> _RECORDS TO PROCESS_
=====

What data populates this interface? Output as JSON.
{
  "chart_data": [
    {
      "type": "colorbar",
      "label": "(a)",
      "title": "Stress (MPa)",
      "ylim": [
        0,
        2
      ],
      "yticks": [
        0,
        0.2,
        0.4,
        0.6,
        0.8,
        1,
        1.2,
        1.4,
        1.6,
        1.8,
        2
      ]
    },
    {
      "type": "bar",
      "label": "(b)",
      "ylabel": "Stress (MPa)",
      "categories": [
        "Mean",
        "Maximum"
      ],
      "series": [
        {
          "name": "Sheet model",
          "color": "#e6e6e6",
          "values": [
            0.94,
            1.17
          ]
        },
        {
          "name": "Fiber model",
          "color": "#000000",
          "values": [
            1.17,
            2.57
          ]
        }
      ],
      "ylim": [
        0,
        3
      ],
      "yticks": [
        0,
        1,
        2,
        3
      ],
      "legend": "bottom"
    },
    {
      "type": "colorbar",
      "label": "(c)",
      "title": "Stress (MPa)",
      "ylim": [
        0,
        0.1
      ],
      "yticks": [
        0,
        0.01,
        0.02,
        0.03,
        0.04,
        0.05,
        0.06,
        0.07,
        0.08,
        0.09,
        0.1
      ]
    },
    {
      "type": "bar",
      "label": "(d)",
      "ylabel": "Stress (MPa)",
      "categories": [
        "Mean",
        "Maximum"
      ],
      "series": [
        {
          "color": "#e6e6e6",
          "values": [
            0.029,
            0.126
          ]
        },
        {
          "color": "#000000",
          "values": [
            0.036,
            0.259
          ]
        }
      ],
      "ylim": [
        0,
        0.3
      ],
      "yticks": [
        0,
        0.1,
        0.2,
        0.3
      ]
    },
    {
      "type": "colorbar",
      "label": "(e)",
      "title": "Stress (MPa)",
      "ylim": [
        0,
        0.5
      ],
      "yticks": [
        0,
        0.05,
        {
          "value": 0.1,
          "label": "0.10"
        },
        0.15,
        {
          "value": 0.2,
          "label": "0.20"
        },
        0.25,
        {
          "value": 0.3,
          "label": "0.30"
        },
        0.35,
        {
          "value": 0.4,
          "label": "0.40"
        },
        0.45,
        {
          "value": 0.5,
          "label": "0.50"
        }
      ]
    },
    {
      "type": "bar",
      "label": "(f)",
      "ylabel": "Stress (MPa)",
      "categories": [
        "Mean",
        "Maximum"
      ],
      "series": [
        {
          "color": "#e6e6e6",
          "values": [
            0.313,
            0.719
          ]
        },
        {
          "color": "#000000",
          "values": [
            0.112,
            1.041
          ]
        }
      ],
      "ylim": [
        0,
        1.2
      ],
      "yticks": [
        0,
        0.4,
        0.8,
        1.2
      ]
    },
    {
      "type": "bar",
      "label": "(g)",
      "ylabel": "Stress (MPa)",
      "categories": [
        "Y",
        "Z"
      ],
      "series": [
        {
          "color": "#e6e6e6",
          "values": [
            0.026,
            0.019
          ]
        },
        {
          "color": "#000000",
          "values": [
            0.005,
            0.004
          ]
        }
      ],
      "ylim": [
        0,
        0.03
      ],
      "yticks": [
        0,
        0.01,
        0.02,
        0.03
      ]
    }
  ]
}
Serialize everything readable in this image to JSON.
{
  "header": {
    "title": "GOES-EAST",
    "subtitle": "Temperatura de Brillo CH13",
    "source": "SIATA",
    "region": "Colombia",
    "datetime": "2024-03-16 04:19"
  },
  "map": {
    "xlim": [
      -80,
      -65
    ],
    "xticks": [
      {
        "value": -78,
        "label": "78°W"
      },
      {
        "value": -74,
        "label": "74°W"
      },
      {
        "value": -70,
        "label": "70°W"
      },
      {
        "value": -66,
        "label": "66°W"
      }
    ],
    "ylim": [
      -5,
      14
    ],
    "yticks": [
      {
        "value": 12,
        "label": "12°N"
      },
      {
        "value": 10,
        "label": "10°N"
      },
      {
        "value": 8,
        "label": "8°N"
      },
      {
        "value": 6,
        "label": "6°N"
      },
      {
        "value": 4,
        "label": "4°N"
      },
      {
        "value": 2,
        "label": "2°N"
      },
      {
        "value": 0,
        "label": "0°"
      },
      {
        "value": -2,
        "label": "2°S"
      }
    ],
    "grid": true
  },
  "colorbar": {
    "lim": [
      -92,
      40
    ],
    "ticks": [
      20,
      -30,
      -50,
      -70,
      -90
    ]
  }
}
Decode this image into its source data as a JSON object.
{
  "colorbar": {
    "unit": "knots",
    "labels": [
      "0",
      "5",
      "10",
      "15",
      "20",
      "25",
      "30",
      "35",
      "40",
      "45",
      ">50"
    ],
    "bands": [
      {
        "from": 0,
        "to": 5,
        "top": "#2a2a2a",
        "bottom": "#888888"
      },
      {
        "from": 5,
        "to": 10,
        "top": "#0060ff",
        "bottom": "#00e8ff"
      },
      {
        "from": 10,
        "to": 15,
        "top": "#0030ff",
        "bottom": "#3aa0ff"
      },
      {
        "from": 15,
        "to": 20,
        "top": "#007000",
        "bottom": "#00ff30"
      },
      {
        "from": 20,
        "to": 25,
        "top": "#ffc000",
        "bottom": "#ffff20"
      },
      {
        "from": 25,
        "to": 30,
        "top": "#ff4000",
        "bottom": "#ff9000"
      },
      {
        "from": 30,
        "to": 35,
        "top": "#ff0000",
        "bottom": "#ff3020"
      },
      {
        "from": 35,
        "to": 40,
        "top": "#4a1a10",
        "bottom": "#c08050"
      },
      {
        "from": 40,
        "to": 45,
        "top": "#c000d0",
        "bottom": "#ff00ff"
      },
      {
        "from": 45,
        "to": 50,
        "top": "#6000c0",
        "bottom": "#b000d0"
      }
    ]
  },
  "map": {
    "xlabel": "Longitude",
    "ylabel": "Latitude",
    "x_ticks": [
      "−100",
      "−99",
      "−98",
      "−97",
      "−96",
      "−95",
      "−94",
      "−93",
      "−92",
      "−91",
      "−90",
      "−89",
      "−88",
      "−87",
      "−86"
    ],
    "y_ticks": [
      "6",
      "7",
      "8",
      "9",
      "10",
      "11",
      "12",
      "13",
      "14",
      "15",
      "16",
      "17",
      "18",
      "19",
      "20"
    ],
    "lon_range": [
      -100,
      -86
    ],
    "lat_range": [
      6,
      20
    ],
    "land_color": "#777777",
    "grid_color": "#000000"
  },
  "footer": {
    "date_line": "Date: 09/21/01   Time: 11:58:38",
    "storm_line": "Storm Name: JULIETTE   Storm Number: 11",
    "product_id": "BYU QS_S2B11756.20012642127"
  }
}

=====

> _TASK STATEMENT_
Copy each line above that contains the word "bottom".

> _SOLUTION TO THIS TASK_
      "legend": "bottom"
        "bottom": "#888888"
        "bottom": "#00e8ff"
        "bottom": "#3aa0ff"
        "bottom": "#00ff30"
        "bottom": "#ffff20"
        "bottom": "#ff9000"
        "bottom": "#ff3020"
        "bottom": "#c08050"
        "bottom": "#ff00ff"
        "bottom": "#b000d0"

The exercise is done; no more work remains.